> [Data shown]:
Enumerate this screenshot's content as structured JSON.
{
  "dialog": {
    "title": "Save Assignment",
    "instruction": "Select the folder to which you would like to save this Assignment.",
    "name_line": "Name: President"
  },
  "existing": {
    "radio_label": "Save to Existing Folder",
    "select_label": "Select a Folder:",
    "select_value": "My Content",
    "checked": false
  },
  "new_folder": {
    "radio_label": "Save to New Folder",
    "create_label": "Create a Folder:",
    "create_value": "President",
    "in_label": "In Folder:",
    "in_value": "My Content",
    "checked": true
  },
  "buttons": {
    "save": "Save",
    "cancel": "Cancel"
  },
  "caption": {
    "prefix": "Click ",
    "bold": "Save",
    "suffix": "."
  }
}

> [Requirements]:
Print the material verbatim, all of it.

> [Output for this task]:
Enumerate this screenshot's content as structured JSON.
{
  "dialog": {
    "title": "Save Assignment",
    "instruction": "Select the folder to which you would like to save this Assignment.",
    "name_line": "Name: President"
  },
  "existing": {
    "radio_label": "Save to Existing Folder",
    "select_label": "Select a Folder:",
    "select_value": "My Content",
    "checked": false
  },
  "new_folder": {
    "radio_label": "Save to New Folder",
    "create_label": "Create a Folder:",
    "create_value": "President",
    "in_label": "In Folder:",
    "in_value": "My Content",
    "checked": true
  },
  "buttons": {
    "save": "Save",
    "cancel": "Cancel"
  },
  "caption": {
    "prefix": "Click ",
    "bold": "Save",
    "suffix": "."
  }
}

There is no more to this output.